_The task:_
Copy every line of the listing that holds the string "Fosc".

_Supplied information:_
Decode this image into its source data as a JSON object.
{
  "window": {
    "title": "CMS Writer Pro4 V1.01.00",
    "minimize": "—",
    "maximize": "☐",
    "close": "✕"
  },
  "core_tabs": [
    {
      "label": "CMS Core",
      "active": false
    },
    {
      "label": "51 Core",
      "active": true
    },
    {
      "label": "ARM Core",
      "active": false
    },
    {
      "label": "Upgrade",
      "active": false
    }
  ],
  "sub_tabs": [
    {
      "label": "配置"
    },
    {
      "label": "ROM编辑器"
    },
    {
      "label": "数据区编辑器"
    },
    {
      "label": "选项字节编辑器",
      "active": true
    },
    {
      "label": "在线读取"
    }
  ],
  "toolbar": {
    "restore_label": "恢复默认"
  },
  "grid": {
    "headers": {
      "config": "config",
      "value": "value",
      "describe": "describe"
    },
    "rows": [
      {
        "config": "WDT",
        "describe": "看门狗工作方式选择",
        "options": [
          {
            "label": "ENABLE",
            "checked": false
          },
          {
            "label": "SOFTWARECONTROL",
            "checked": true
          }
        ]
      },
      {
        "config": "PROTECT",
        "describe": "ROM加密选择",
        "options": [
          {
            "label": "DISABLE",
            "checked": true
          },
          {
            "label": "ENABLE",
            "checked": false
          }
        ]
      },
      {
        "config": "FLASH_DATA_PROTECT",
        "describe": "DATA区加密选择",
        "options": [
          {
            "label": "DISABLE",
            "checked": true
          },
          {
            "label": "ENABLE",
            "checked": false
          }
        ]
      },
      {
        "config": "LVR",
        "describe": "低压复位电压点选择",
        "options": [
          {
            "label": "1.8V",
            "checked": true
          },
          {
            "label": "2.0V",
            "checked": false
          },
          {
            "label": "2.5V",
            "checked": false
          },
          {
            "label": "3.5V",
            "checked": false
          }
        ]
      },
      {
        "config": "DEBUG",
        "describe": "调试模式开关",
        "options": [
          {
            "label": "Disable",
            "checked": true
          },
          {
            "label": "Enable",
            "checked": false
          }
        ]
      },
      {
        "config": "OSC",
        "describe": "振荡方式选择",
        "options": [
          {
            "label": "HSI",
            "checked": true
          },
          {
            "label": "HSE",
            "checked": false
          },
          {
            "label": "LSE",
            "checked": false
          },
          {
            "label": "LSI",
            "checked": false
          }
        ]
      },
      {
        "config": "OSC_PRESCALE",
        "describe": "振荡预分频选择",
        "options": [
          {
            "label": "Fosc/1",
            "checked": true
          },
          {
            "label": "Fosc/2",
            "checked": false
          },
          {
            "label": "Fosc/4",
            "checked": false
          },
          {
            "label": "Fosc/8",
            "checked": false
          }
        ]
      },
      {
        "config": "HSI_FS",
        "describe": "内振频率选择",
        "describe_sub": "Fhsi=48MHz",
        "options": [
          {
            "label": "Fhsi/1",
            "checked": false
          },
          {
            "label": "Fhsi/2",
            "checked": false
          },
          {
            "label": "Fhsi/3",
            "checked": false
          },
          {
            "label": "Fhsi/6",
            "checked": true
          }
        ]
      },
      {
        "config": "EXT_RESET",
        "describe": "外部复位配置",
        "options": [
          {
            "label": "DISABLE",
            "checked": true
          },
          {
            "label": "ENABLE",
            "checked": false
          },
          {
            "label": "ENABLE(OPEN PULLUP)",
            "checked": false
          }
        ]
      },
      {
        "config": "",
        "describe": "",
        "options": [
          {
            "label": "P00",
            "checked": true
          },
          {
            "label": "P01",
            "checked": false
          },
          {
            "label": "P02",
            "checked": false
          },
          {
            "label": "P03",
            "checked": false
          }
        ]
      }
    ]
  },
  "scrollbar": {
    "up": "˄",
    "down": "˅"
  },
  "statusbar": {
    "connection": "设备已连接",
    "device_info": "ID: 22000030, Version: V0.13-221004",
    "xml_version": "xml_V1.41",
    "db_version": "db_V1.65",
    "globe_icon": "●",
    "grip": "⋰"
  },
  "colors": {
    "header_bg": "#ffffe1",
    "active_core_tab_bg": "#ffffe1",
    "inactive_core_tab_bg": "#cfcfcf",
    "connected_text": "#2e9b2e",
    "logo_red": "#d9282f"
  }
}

_Task result:_
            "label": "Fosc/1",
            "label": "Fosc/2",
            "label": "Fosc/4",
            "label": "Fosc/8",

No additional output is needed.